§ **Exercise description**
Without altering anything, repeat each of the records.

Records contained in a dataset:
──────────────────────────────

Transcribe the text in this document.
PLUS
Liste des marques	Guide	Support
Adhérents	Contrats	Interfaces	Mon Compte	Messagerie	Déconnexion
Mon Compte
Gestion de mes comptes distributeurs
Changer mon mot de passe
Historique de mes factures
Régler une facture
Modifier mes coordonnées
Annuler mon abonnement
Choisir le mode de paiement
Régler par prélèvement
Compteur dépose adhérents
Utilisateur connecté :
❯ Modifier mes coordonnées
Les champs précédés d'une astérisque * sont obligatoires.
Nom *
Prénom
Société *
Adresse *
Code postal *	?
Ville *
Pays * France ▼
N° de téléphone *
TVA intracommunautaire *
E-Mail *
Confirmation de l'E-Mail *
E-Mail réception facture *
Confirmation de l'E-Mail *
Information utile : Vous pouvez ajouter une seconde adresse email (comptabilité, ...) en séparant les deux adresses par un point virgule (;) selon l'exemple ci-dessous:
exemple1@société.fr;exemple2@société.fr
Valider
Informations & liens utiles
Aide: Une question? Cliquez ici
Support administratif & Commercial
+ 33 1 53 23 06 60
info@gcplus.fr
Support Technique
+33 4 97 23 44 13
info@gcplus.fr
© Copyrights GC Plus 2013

──────────────────────────────

§ **Response**
Transcribe the text in this document.
PLUS
Liste des marques	Guide	Support
Adhérents	Contrats	Interfaces	Mon Compte	Messagerie	Déconnexion
Mon Compte
Gestion de mes comptes distributeurs
Changer mon mot de passe
Historique de mes factures
Régler une facture
Modifier mes coordonnées
Annuler mon abonnement
Choisir le mode de paiement
Régler par prélèvement
Compteur dépose adhérents
Utilisateur connecté :
❯ Modifier mes coordonnées
Les champs précédés d'une astérisque * sont obligatoires.
Nom *
Prénom
Société *
Adresse *
Code postal *	?
Ville *
Pays * France ▼
N° de téléphone *
TVA intracommunautaire *
E-Mail *
Confirmation de l'E-Mail *
E-Mail réception facture *
Confirmation de l'E-Mail *
Information utile : Vous pouvez ajouter une seconde adresse email (comptabilité, ...) en séparant les deux adresses par un point virgule (;) selon l'exemple ci-dessous:
exemple1@société.fr;exemple2@société.fr
Valider
Informations & liens utiles
Aide: Une question? Cliquez ici
Support administratif & Commercial
+ 33 1 53 23 06 60
info@gcplus.fr
Support Technique
+33 4 97 23 44 13
info@gcplus.fr
© Copyrights GC Plus 2013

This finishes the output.